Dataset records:
____
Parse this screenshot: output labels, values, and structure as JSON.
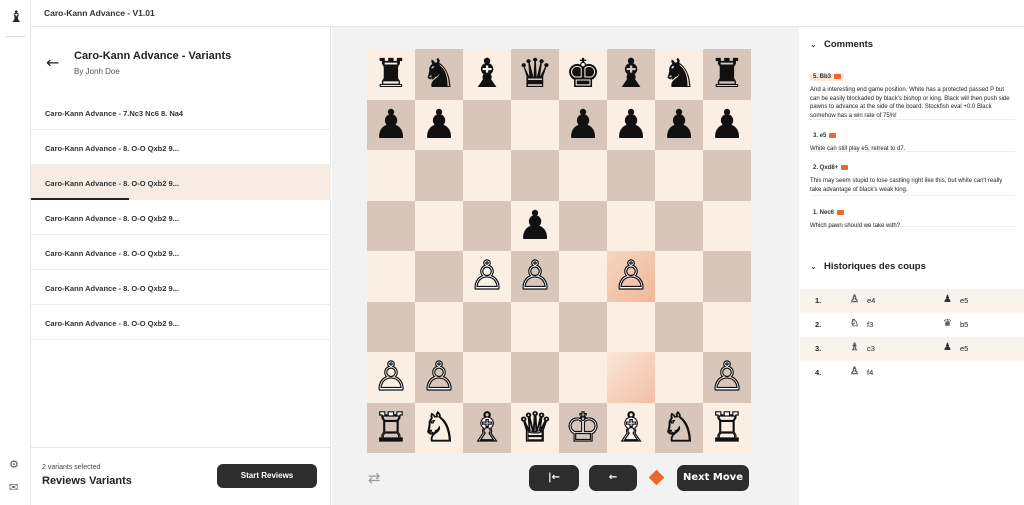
{
  "app": {
    "title": "Caro-Kann Advance - V1.01",
    "logo_icon": "bishop-logo-icon"
  },
  "rail": {
    "settings_icon": "gear-icon",
    "mail_icon": "mail-icon"
  },
  "left": {
    "title": "Caro-Kann Advance - Variants",
    "author": "By Jonh Doe",
    "variants": [
      {
        "label": "Caro-Kann Advance - 7.Nc3 Nc6 8. Na4",
        "checked": true
      },
      {
        "label": "Caro-Kann Advance - 8. O-O Qxb2 9...",
        "checked": true
      },
      {
        "label": "Caro-Kann Advance - 8. O-O Qxb2 9...",
        "checked": false,
        "selected": true
      },
      {
        "label": "Caro-Kann Advance - 8. O-O Qxb2 9...",
        "checked": false
      },
      {
        "label": "Caro-Kann Advance - 8. O-O Qxb2 9...",
        "checked": false
      },
      {
        "label": "Caro-Kann Advance - 8. O-O Qxb2 9...",
        "checked": false
      },
      {
        "label": "Caro-Kann Advance - 8. O-O Qxb2 9...",
        "checked": false
      }
    ],
    "selected_count": "2 variants selected",
    "footer_title": "Reviews Variants",
    "start_button": "Start Reviews"
  },
  "board": {
    "rows": [
      [
        "♜",
        "♞",
        "♝",
        "♛",
        "♚",
        "♝",
        "♞",
        "♜"
      ],
      [
        "♟",
        "♟",
        "",
        "",
        "♟",
        "♟",
        "♟",
        "♟"
      ],
      [
        "",
        "",
        "",
        "",
        "",
        "",
        "",
        ""
      ],
      [
        "",
        "",
        "",
        "♟",
        "",
        "",
        "",
        ""
      ],
      [
        "",
        "",
        "♙",
        "♙",
        "",
        "♙",
        "",
        ""
      ],
      [
        "",
        "",
        "",
        "",
        "",
        "",
        "",
        ""
      ],
      [
        "♙",
        "♙",
        "",
        "",
        "",
        "",
        "",
        "♙"
      ],
      [
        "♖",
        "♘",
        "♗",
        "♕",
        "♔",
        "♗",
        "♘",
        "♖"
      ]
    ],
    "highlights": {
      "4-5": "hl1",
      "6-5": "hl2"
    }
  },
  "controls": {
    "flip_icon": "flip-board-icon",
    "first_label": "|←",
    "prev_label": "←",
    "next_label": "Next Move",
    "accent": "#e8692b"
  },
  "comments": {
    "title": "Comments",
    "items": [
      {
        "tag": "5. Bb3",
        "hot": true,
        "text": "And a interesting end game position. White has a protected passed P but can be easily blockaded by black's bishop or king. Black will then push side pawns to advance at the side of the board. Stockfish eval +0.0 Black somehow has a win rate of 75%!"
      },
      {
        "tag": "3. e5",
        "hot": false,
        "text": "White can still play e5, retreat to d7."
      },
      {
        "tag": "2. Qxd8+",
        "hot": false,
        "text": "This may seem stupid to lose castling right like this, but white can't really take advantage of black's weak king."
      },
      {
        "tag": "1. Nec6",
        "hot": false,
        "text": "Which pawn should we take with?"
      }
    ]
  },
  "history": {
    "title": "Historiques des coups",
    "moves": [
      {
        "n": "1.",
        "w_piece": "♙",
        "w": "e4",
        "b_piece": "♟",
        "b": "e5"
      },
      {
        "n": "2.",
        "w_piece": "♘",
        "w": "f3",
        "b_piece": "♛",
        "b": "b5"
      },
      {
        "n": "3.",
        "w_piece": "♗",
        "w": "c3",
        "b_piece": "♟",
        "b": "e5"
      },
      {
        "n": "4.",
        "w_piece": "♙",
        "w": "f4",
        "b_piece": "",
        "b": ""
      }
    ]
  }
}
____
* _The task_: Where a line contains "Reviews", copy that line.

* _Task result_:
    "footer_title": "Reviews Variants",
    "start_button": "Start Reviews"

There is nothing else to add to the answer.